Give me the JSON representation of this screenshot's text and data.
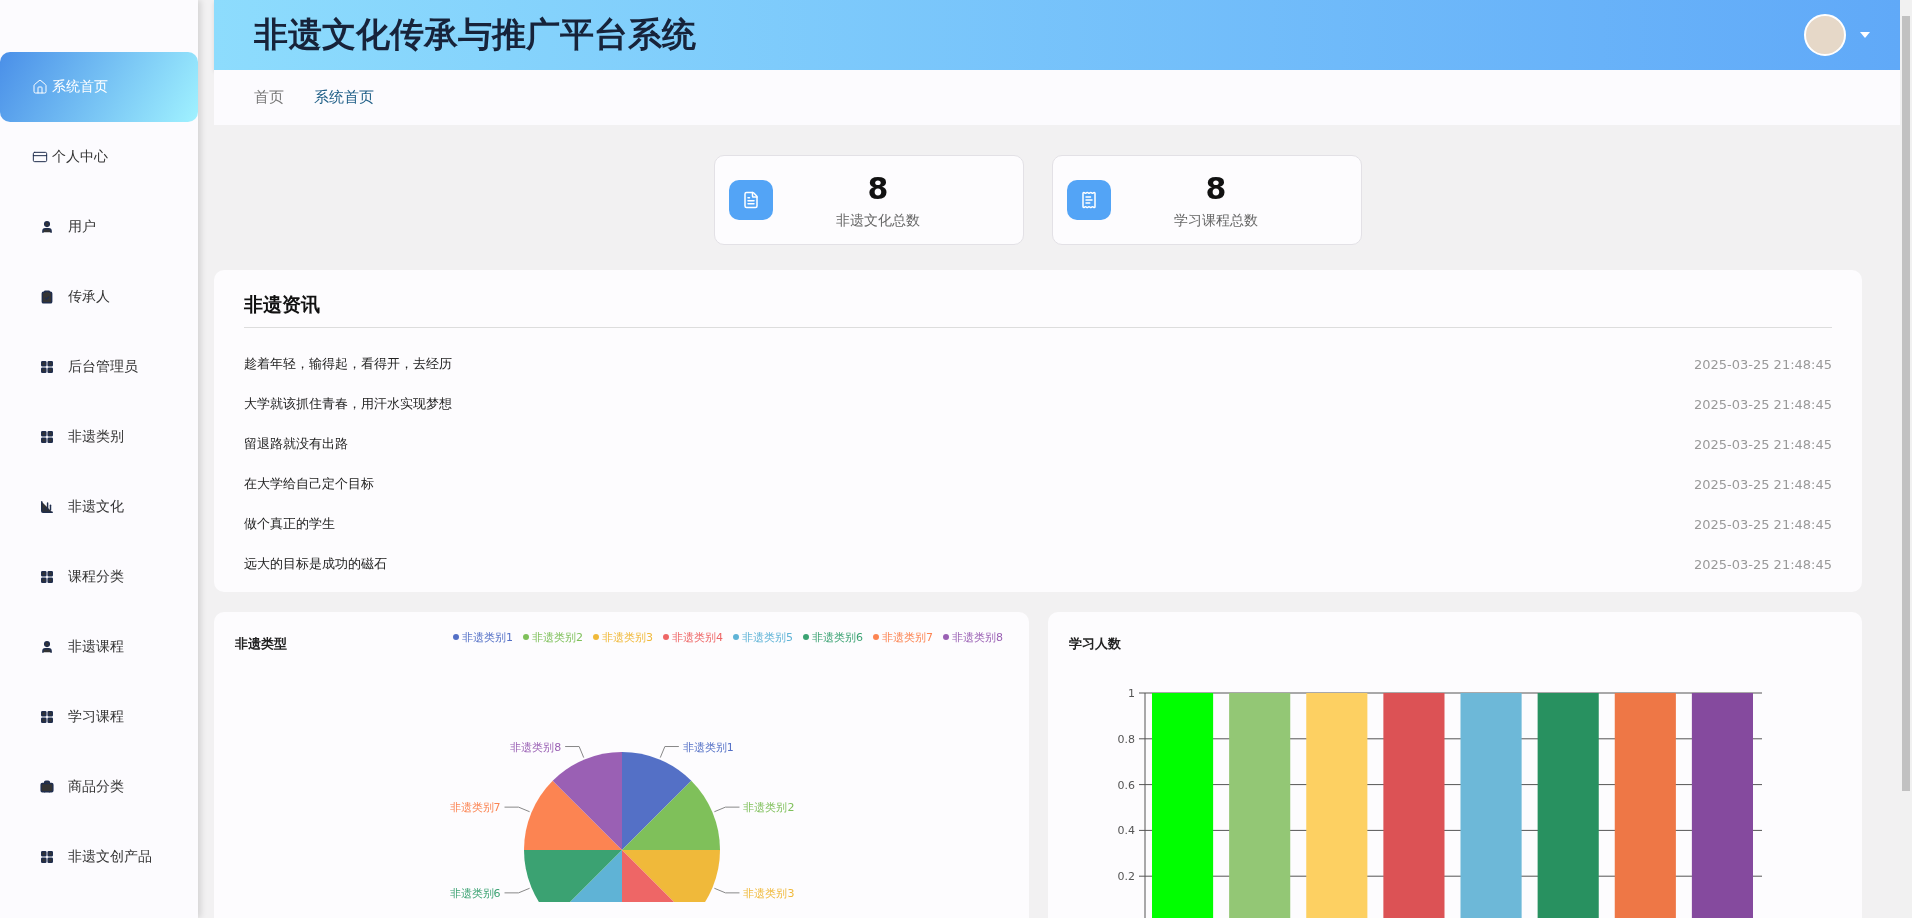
{
  "sidebar": {
    "items": [
      {
        "label": "系统首页",
        "kind": "page",
        "selected": true
      },
      {
        "label": "个人中心",
        "kind": "page",
        "selected": false
      },
      {
        "label": "用户",
        "kind": "table",
        "selected": false
      },
      {
        "label": "传承人",
        "kind": "table",
        "selected": false
      },
      {
        "label": "后台管理员",
        "kind": "table",
        "selected": false
      },
      {
        "label": "非遗类别",
        "kind": "table",
        "selected": false
      },
      {
        "label": "非遗文化",
        "kind": "table",
        "selected": false
      },
      {
        "label": "课程分类",
        "kind": "table",
        "selected": false
      },
      {
        "label": "非遗课程",
        "kind": "table",
        "selected": false
      },
      {
        "label": "学习课程",
        "kind": "table",
        "selected": false
      },
      {
        "label": "商品分类",
        "kind": "table",
        "selected": false
      },
      {
        "label": "非遗文创产品",
        "kind": "table",
        "selected": false
      }
    ]
  },
  "header": {
    "title": "非遗文化传承与推广平台系统"
  },
  "breadcrumb": [
    {
      "label": "首页",
      "selected": false
    },
    {
      "label": "系统首页",
      "selected": true
    }
  ],
  "stats": [
    {
      "value": "8",
      "label": "非遗文化总数"
    },
    {
      "value": "8",
      "label": "学习课程总数"
    }
  ],
  "news": {
    "title": "非遗资讯",
    "items": [
      {
        "text": "趁着年轻，输得起，看得开，去经历",
        "time": "2025-03-25 21:48:45"
      },
      {
        "text": "大学就该抓住青春，用汗水实现梦想",
        "time": "2025-03-25 21:48:45"
      },
      {
        "text": "留退路就没有出路",
        "time": "2025-03-25 21:48:45"
      },
      {
        "text": "在大学给自己定个目标",
        "time": "2025-03-25 21:48:45"
      },
      {
        "text": "做个真正的学生",
        "time": "2025-03-25 21:48:45"
      },
      {
        "text": "远大的目标是成功的磁石",
        "time": "2025-03-25 21:48:45"
      }
    ]
  },
  "pie_panel": {
    "chart_data": {
      "type": "pie",
      "title": "非遗类型",
      "legend": "top-right",
      "categories": [
        "非遗类别1",
        "非遗类别2",
        "非遗类别3",
        "非遗类别4",
        "非遗类别5",
        "非遗类别6",
        "非遗类别7",
        "非遗类别8"
      ],
      "values": [
        1,
        1,
        1,
        1,
        1,
        1,
        1,
        1
      ],
      "colors": [
        "#5470c6",
        "#7fc05a",
        "#f0b93a",
        "#ee6666",
        "#5fb3d6",
        "#3ba272",
        "#fc8452",
        "#9a60b4"
      ]
    }
  },
  "bar_panel": {
    "chart_data": {
      "type": "bar",
      "title": "学习人数",
      "ylim": [
        0,
        1
      ],
      "yticks": [
        0.2,
        0.4,
        0.6,
        0.8,
        1
      ],
      "grid": true,
      "values": [
        1,
        1,
        1,
        1,
        1,
        1,
        1,
        1
      ],
      "colors": [
        "#00ff00",
        "#93c775",
        "#fdd062",
        "#dc5255",
        "#6db8d8",
        "#289160",
        "#ee7746",
        "#854a9e"
      ]
    }
  }
}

EXERCISE PROMPT → Collect every line from the records above that contains the word "text".

ANSWER TO THE PROBLEM →
Give me the JSON representation of this screenshot's text and data.
        "text": "趁着年轻，输得起，看得开，去经历",
        "text": "大学就该抓住青春，用汗水实现梦想",
        "text": "留退路就没有出路",
        "text": "在大学给自己定个目标",
        "text": "做个真正的学生",
        "text": "远大的目标是成功的磁石",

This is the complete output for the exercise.